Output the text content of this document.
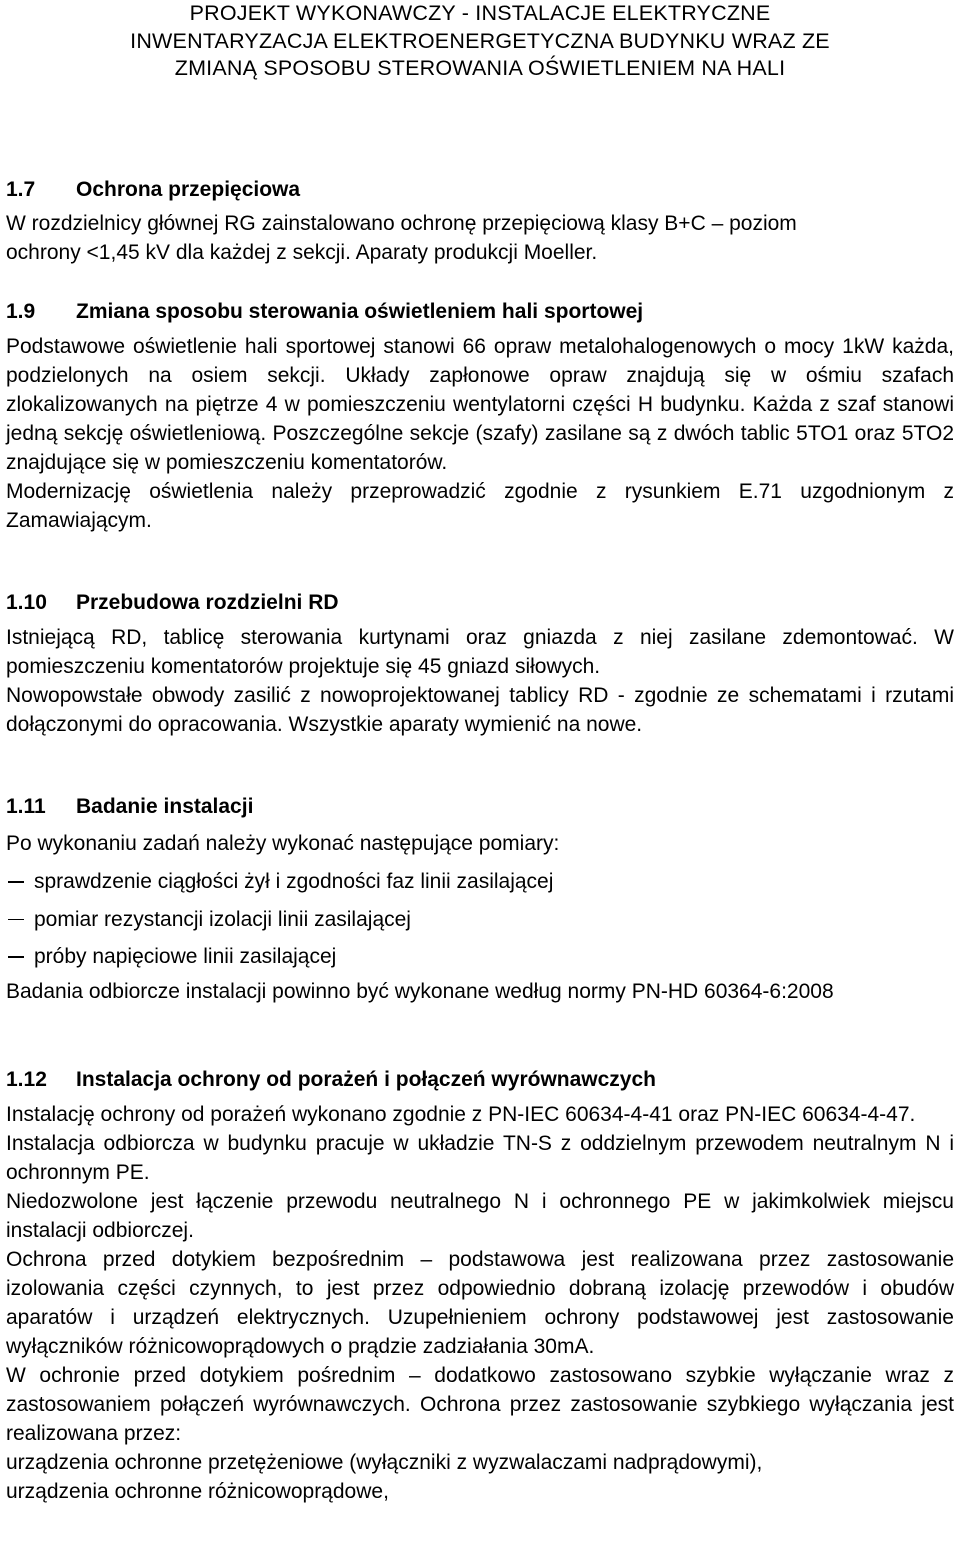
PROJEKT WYKONAWCZY - INSTALACJE ELEKTRYCZNE
INWENTARYZACJA ELEKTROENERGETYCZNA BUDYNKU WRAZ ZE
ZMIANĄ SPOSOBU STEROWANIA OŚWIETLENIEM NA HALI
1.7 Ochrona przepięciowa
W rozdzielnicy głównej RG zainstalowano ochronę przepięciową klasy B+C – poziom
ochrony <1,45 kV dla każdej z sekcji. Aparaty produkcji Moeller.
1.9 Zmiana sposobu sterowania oświetleniem hali sportowej
Podstawowe oświetlenie hali sportowej stanowi 66 opraw metalohalogenowych o mocy 1kW każda, podzielonych na osiem sekcji. Układy zapłonowe opraw znajdują się w ośmiu szafach zlokalizowanych na piętrze 4 w pomieszczeniu wentylatorni części H budynku. Każda z szaf stanowi jedną sekcję oświetleniową. Poszczególne sekcje (szafy) zasilane są z dwóch tablic 5TO1 oraz 5TO2 znajdujące się w pomieszczeniu komentatorów.
Modernizację oświetlenia należy przeprowadzić zgodnie z rysunkiem E.71 uzgodnionym z Zamawiającym.
1.10 Przebudowa rozdzielni RD
Istniejącą RD, tablicę sterowania kurtynami oraz gniazda z niej zasilane zdemontować. W pomieszczeniu komentatorów projektuje się 45 gniazd siłowych.
Nowopowstałe obwody zasilić z nowoprojektowanej tablicy RD - zgodnie ze schematami i rzutami dołączonymi do opracowania. Wszystkie aparaty wymienić na nowe.
1.11 Badanie instalacji
Po wykonaniu zadań należy wykonać następujące pomiary:
sprawdzenie ciągłości żył i zgodności faz linii zasilającej
pomiar rezystancji izolacji linii zasilającej
próby napięciowe linii zasilającej
Badania odbiorcze instalacji powinno być wykonane według normy PN-HD 60364-6:2008
1.12 Instalacja ochrony od porażeń i połączeń wyrównawczych
Instalację ochrony od porażeń wykonano zgodnie z PN-IEC 60634-4-41 oraz PN-IEC 60634-4-47.
Instalacja odbiorcza w budynku pracuje w układzie TN-S z oddzielnym przewodem neutralnym N i ochronnym PE.
Niedozwolone jest łączenie przewodu neutralnego N i ochronnego PE w jakimkolwiek miejscu instalacji odbiorczej.
Ochrona przed dotykiem bezpośrednim – podstawowa jest realizowana przez zastosowanie izolowania części czynnych, to jest przez odpowiednio dobraną izolację przewodów i obudów aparatów i urządzeń elektrycznych. Uzupełnieniem ochrony podstawowej jest zastosowanie wyłączników różnicowoprądowych o prądzie zadziałania 30mA.
W ochronie przed dotykiem pośrednim – dodatkowo zastosowano szybkie wyłączanie wraz z zastosowaniem połączeń wyrównawczych. Ochrona przez zastosowanie szybkiego wyłączania jest realizowana przez:
urządzenia ochronne przetężeniowe (wyłączniki z wyzwalaczami nadprądowymi),
urządzenia ochronne różnicowoprądowe,
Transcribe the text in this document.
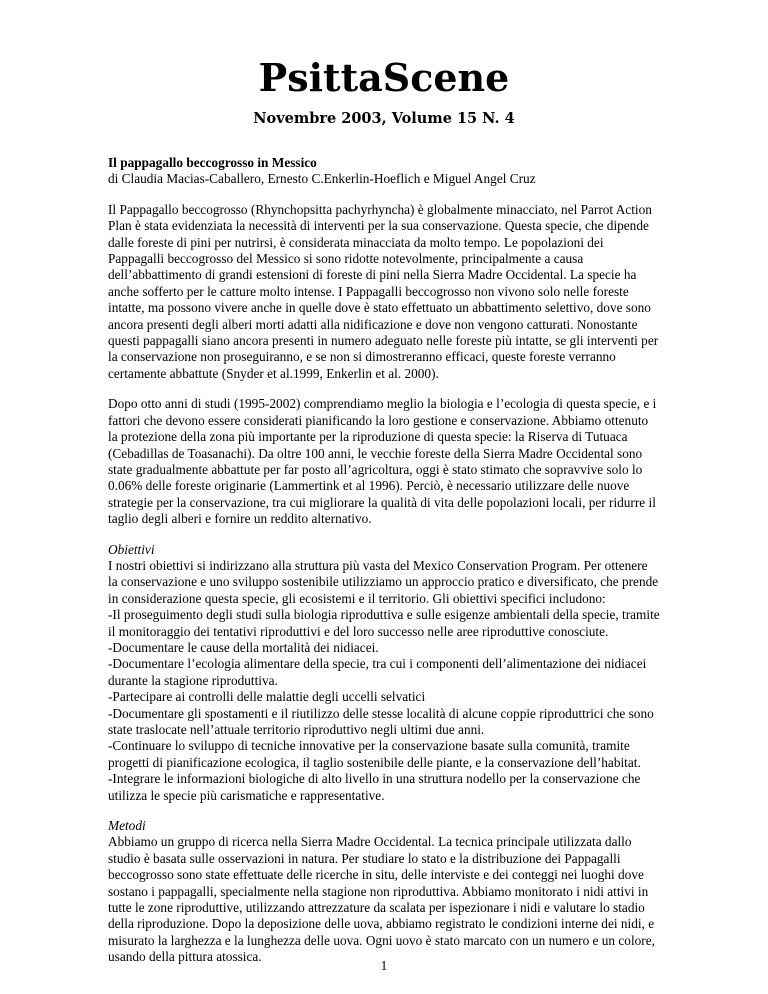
PsittaScene
Novembre 2003, Volume 15 N. 4

Il pappagallo beccogrosso in Messico
di Claudia Macias-Caballero, Ernesto C.Enkerlin-Hoeflich e Miguel Angel Cruz

Il Pappagallo beccogrosso (Rhynchopsitta pachyrhyncha) è globalmente minacciato, nel Parrot Action Plan è stata evidenziata la necessità di interventi per la sua conservazione. Questa specie, che dipende dalle foreste di pini per nutrirsi, è considerata minacciata da molto tempo. Le popolazioni dei Pappagalli beccogrosso del Messico si sono ridotte notevolmente, principalmente a causa dell’abbattimento di grandi estensioni di foreste di pini nella Sierra Madre Occidental. La specie ha anche sofferto per le catture molto intense. I Pappagalli beccogrosso non vivono solo nelle foreste intatte, ma possono vivere anche in quelle dove è stato effettuato un abbattimento selettivo, dove sono ancora presenti degli alberi morti adatti alla nidificazione e dove non vengono catturati. Nonostante questi pappagalli siano ancora presenti in numero adeguato nelle foreste più intatte, se gli interventi per la conservazione non proseguiranno, e se non si dimostreranno efficaci, queste foreste verranno certamente abbattute (Snyder et al.1999, Enkerlin et al. 2000).

Dopo otto anni di studi (1995-2002) comprendiamo meglio la biologia e l’ecologia di questa specie, e i fattori che devono essere considerati pianificando la loro gestione e conservazione. Abbiamo ottenuto la protezione della zona più importante per la riproduzione di questa specie: la Riserva di Tutuaca (Cebadillas de Toasanachi). Da oltre 100 anni, le vecchie foreste della Sierra Madre Occidental sono state gradualmente abbattute per far posto all’agricoltura, oggi è stato stimato che sopravvive solo lo 0.06% delle foreste originarie (Lammertink et al 1996). Perciò, è necessario utilizzare delle nuove strategie per la conservazione, tra cui migliorare la qualità di vita delle popolazioni locali, per ridurre il taglio degli alberi e fornire un reddito alternativo.

Obiettivi
I nostri obiettivi si indirizzano alla struttura più vasta del Mexico Conservation Program. Per ottenere la conservazione e uno sviluppo sostenibile utilizziamo un approccio pratico e diversificato, che prende in considerazione questa specie, gli ecosistemi e il territorio. Gli obiettivi specifici includono:
-Il proseguimento degli studi sulla biologia riproduttiva e sulle esigenze ambientali della specie, tramite il monitoraggio dei tentativi riproduttivi e del loro successo nelle aree riproduttive conosciute.
-Documentare le cause della mortalità dei nidiacei.
-Documentare l’ecologia alimentare della specie, tra cui i componenti dell’alimentazione dei nidiacei durante la stagione riproduttiva.
-Partecipare ai controlli delle malattie degli uccelli selvatici
-Documentare gli spostamenti e il riutilizzo delle stesse località di alcune coppie riproduttrici che sono state traslocate nell’attuale territorio riproduttivo negli ultimi due anni.
-Continuare lo sviluppo di tecniche innovative per la conservazione basate sulla comunità, tramite progetti di pianificazione ecologica, il taglio sostenibile delle piante, e la conservazione dell’habitat.
-Integrare le informazioni biologiche di alto livello in una struttura nodello per la conservazione che utilizza le specie più carismatiche e rappresentative.

Metodi
Abbiamo un gruppo di ricerca nella Sierra Madre Occidental. La tecnica principale utilizzata dallo studio è basata sulle osservazioni in natura. Per studiare lo stato e la distribuzione dei Pappagalli beccogrosso sono state effettuate delle ricerche in situ, delle interviste e dei conteggi nei luoghi dove sostano i pappagalli, specialmente nella stagione non riproduttiva. Abbiamo monitorato i nidi attivi in tutte le zone riproduttive, utilizzando attrezzature da scalata per ispezionare i nidi e valutare lo stadio della riproduzione. Dopo la deposizione delle uova, abbiamo registrato le condizioni interne dei nidi, e misurato la larghezza e la lunghezza delle uova. Ogni uovo è stato marcato con un numero e un colore, usando della pittura atossica.

1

** AIM **
All of the lines above should be retyped precisely, apart from the pictures.

** EXPECTED OUTPUT **
Output the text content of this document.
PROJEKT WYKONAWCZY - INSTALACJE ELEKTRYCZNE
INWENTARYZACJA ELEKTROENERGETYCZNA BUDYNKU WRAZ ZE
ZMIANĄ SPOSOBU STEROWANIA OŚWIETLENIEM NA HALI
1.7 Ochrona przepięciowa
W rozdzielnicy głównej RG zainstalowano ochronę przepięciową klasy B+C – poziom
ochrony <1,45 kV dla każdej z sekcji. Aparaty produkcji Moeller.
1.9 Zmiana sposobu sterowania oświetleniem hali sportowej
Podstawowe oświetlenie hali sportowej stanowi 66 opraw metalohalogenowych o mocy 1kW każda, podzielonych na osiem sekcji. Układy zapłonowe opraw znajdują się w ośmiu szafach zlokalizowanych na piętrze 4 w pomieszczeniu wentylatorni części H budynku. Każda z szaf stanowi jedną sekcję oświetleniową. Poszczególne sekcje (szafy) zasilane są z dwóch tablic 5TO1 oraz 5TO2 znajdujące się w pomieszczeniu komentatorów.
Modernizację oświetlenia należy przeprowadzić zgodnie z rysunkiem E.71 uzgodnionym z Zamawiającym.
1.10 Przebudowa rozdzielni RD
Istniejącą RD, tablicę sterowania kurtynami oraz gniazda z niej zasilane zdemontować. W pomieszczeniu komentatorów projektuje się 45 gniazd siłowych.
Nowopowstałe obwody zasilić z nowoprojektowanej tablicy RD - zgodnie ze schematami i rzutami dołączonymi do opracowania. Wszystkie aparaty wymienić na nowe.
1.11 Badanie instalacji
Po wykonaniu zadań należy wykonać następujące pomiary:
sprawdzenie ciągłości żył i zgodności faz linii zasilającej
pomiar rezystancji izolacji linii zasilającej
próby napięciowe linii zasilającej
Badania odbiorcze instalacji powinno być wykonane według normy PN-HD 60364-6:2008
1.12 Instalacja ochrony od porażeń i połączeń wyrównawczych
Instalację ochrony od porażeń wykonano zgodnie z PN-IEC 60634-4-41 oraz PN-IEC 60634-4-47.
Instalacja odbiorcza w budynku pracuje w układzie TN-S z oddzielnym przewodem neutralnym N i ochronnym PE.
Niedozwolone jest łączenie przewodu neutralnego N i ochronnego PE w jakimkolwiek miejscu instalacji odbiorczej.
Ochrona przed dotykiem bezpośrednim – podstawowa jest realizowana przez zastosowanie izolowania części czynnych, to jest przez odpowiednio dobraną izolację przewodów i obudów aparatów i urządzeń elektrycznych. Uzupełnieniem ochrony podstawowej jest zastosowanie wyłączników różnicowoprądowych o prądzie zadziałania 30mA.
W ochronie przed dotykiem pośrednim – dodatkowo zastosowano szybkie wyłączanie wraz z zastosowaniem połączeń wyrównawczych. Ochrona przez zastosowanie szybkiego wyłączania jest realizowana przez:
urządzenia ochronne przetężeniowe (wyłączniki z wyzwalaczami nadprądowymi),
urządzenia ochronne różnicowoprądowe,
Transcribe the text in this document.
PsittaScene
Novembre 2003, Volume 15 N. 4

Il pappagallo beccogrosso in Messico
di Claudia Macias-Caballero, Ernesto C.Enkerlin-Hoeflich e Miguel Angel Cruz

Il Pappagallo beccogrosso (Rhynchopsitta pachyrhyncha) è globalmente minacciato, nel Parrot Action Plan è stata evidenziata la necessità di interventi per la sua conservazione. Questa specie, che dipende dalle foreste di pini per nutrirsi, è considerata minacciata da molto tempo. Le popolazioni dei Pappagalli beccogrosso del Messico si sono ridotte notevolmente, principalmente a causa dell’abbattimento di grandi estensioni di foreste di pini nella Sierra Madre Occidental. La specie ha anche sofferto per le catture molto intense. I Pappagalli beccogrosso non vivono solo nelle foreste intatte, ma possono vivere anche in quelle dove è stato effettuato un abbattimento selettivo, dove sono ancora presenti degli alberi morti adatti alla nidificazione e dove non vengono catturati. Nonostante questi pappagalli siano ancora presenti in numero adeguato nelle foreste più intatte, se gli interventi per la conservazione non proseguiranno, e se non si dimostreranno efficaci, queste foreste verranno certamente abbattute (Snyder et al.1999, Enkerlin et al. 2000).

Dopo otto anni di studi (1995-2002) comprendiamo meglio la biologia e l’ecologia di questa specie, e i fattori che devono essere considerati pianificando la loro gestione e conservazione. Abbiamo ottenuto la protezione della zona più importante per la riproduzione di questa specie: la Riserva di Tutuaca (Cebadillas de Toasanachi). Da oltre 100 anni, le vecchie foreste della Sierra Madre Occidental sono state gradualmente abbattute per far posto all’agricoltura, oggi è stato stimato che sopravvive solo lo 0.06% delle foreste originarie (Lammertink et al 1996). Perciò, è necessario utilizzare delle nuove strategie per la conservazione, tra cui migliorare la qualità di vita delle popolazioni locali, per ridurre il taglio degli alberi e fornire un reddito alternativo.

Obiettivi
I nostri obiettivi si indirizzano alla struttura più vasta del Mexico Conservation Program. Per ottenere la conservazione e uno sviluppo sostenibile utilizziamo un approccio pratico e diversificato, che prende in considerazione questa specie, gli ecosistemi e il territorio. Gli obiettivi specifici includono:
-Il proseguimento degli studi sulla biologia riproduttiva e sulle esigenze ambientali della specie, tramite il monitoraggio dei tentativi riproduttivi e del loro successo nelle aree riproduttive conosciute.
-Documentare le cause della mortalità dei nidiacei.
-Documentare l’ecologia alimentare della specie, tra cui i componenti dell’alimentazione dei nidiacei durante la stagione riproduttiva.
-Partecipare ai controlli delle malattie degli uccelli selvatici
-Documentare gli spostamenti e il riutilizzo delle stesse località di alcune coppie riproduttrici che sono state traslocate nell’attuale territorio riproduttivo negli ultimi due anni.
-Continuare lo sviluppo di tecniche innovative per la conservazione basate sulla comunità, tramite progetti di pianificazione ecologica, il taglio sostenibile delle piante, e la conservazione dell’habitat.
-Integrare le informazioni biologiche di alto livello in una struttura nodello per la conservazione che utilizza le specie più carismatiche e rappresentative.

Metodi
Abbiamo un gruppo di ricerca nella Sierra Madre Occidental. La tecnica principale utilizzata dallo studio è basata sulle osservazioni in natura. Per studiare lo stato e la distribuzione dei Pappagalli beccogrosso sono state effettuate delle ricerche in situ, delle interviste e dei conteggi nei luoghi dove sostano i pappagalli, specialmente nella stagione non riproduttiva. Abbiamo monitorato i nidi attivi in tutte le zone riproduttive, utilizzando attrezzature da scalata per ispezionare i nidi e valutare lo stadio della riproduzione. Dopo la deposizione delle uova, abbiamo registrato le condizioni interne dei nidi, e misurato la larghezza e la lunghezza delle uova. Ogni uovo è stato marcato con un numero e un colore, usando della pittura atossica.

1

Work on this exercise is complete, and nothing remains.